Extracts from a graphics dataset
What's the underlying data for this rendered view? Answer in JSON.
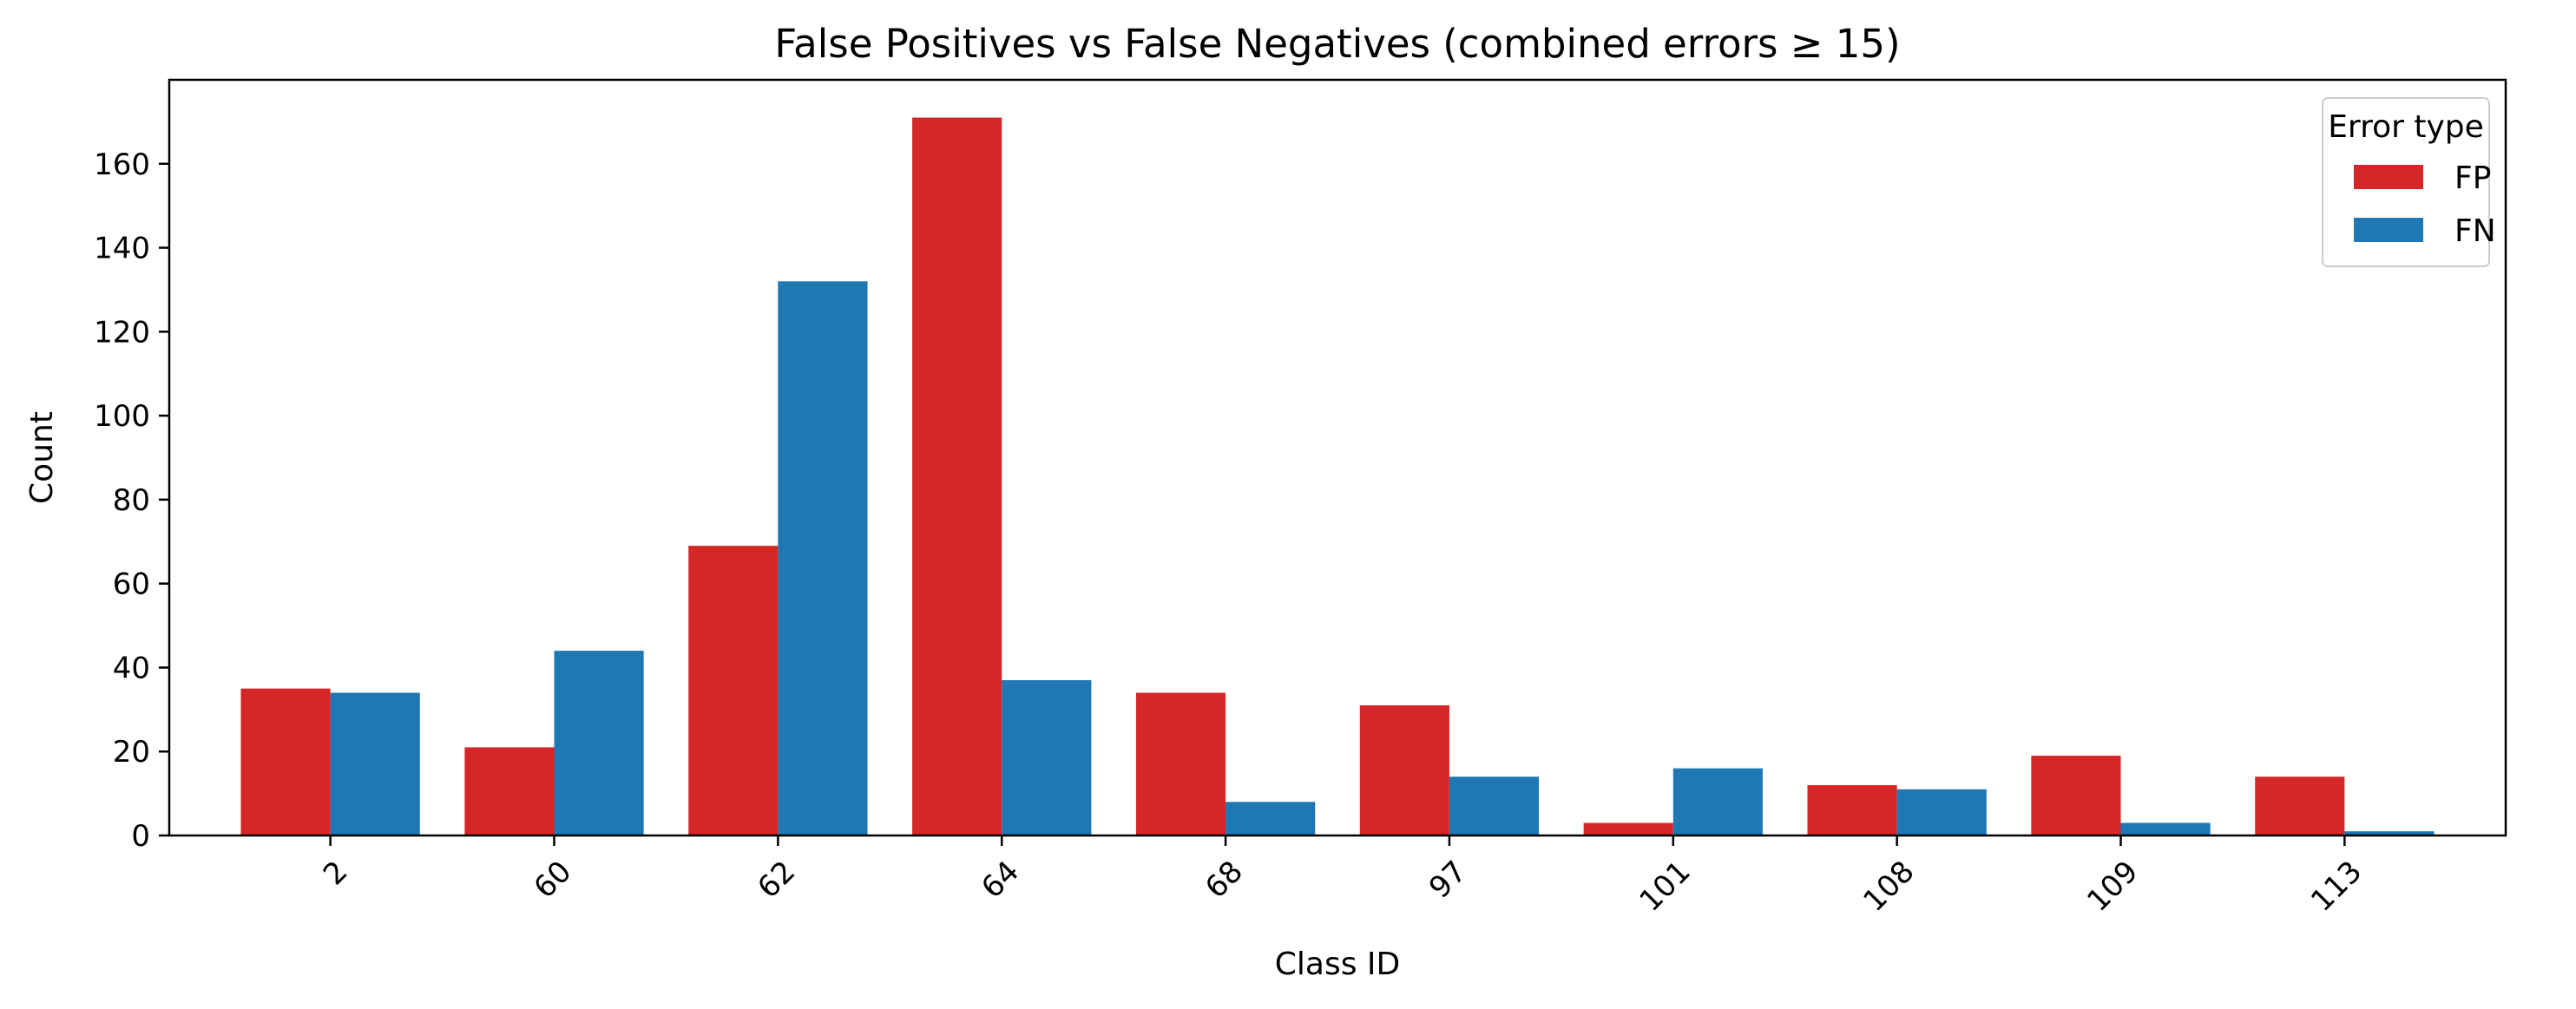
{
  "chart_data": {
    "type": "bar",
    "title": "False Positives vs False Negatives (combined errors ≥ 15)",
    "xlabel": "Class ID",
    "ylabel": "Count",
    "categories": [
      "2",
      "60",
      "62",
      "64",
      "68",
      "97",
      "101",
      "108",
      "109",
      "113"
    ],
    "series": [
      {
        "name": "FP",
        "color": "#d62728",
        "values": [
          35,
          21,
          69,
          171,
          34,
          31,
          3,
          12,
          19,
          14
        ]
      },
      {
        "name": "FN",
        "color": "#1f77b4",
        "values": [
          34,
          44,
          132,
          37,
          8,
          14,
          16,
          11,
          3,
          1
        ]
      }
    ],
    "ylim": [
      0,
      180
    ],
    "yticks": [
      0,
      20,
      40,
      60,
      80,
      100,
      120,
      140,
      160
    ],
    "legend": {
      "title": "Error type",
      "position": "top-right"
    },
    "grid": false
  }
}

> [What you have to do] Print the listing above in full, exactly as written. Omit any pictures.

> [Solution to this problem]
What's the underlying data for this rendered view? Answer in JSON.
{
  "chart_data": {
    "type": "bar",
    "title": "False Positives vs False Negatives (combined errors ≥ 15)",
    "xlabel": "Class ID",
    "ylabel": "Count",
    "categories": [
      "2",
      "60",
      "62",
      "64",
      "68",
      "97",
      "101",
      "108",
      "109",
      "113"
    ],
    "series": [
      {
        "name": "FP",
        "color": "#d62728",
        "values": [
          35,
          21,
          69,
          171,
          34,
          31,
          3,
          12,
          19,
          14
        ]
      },
      {
        "name": "FN",
        "color": "#1f77b4",
        "values": [
          34,
          44,
          132,
          37,
          8,
          14,
          16,
          11,
          3,
          1
        ]
      }
    ],
    "ylim": [
      0,
      180
    ],
    "yticks": [
      0,
      20,
      40,
      60,
      80,
      100,
      120,
      140,
      160
    ],
    "legend": {
      "title": "Error type",
      "position": "top-right"
    },
    "grid": false
  }
}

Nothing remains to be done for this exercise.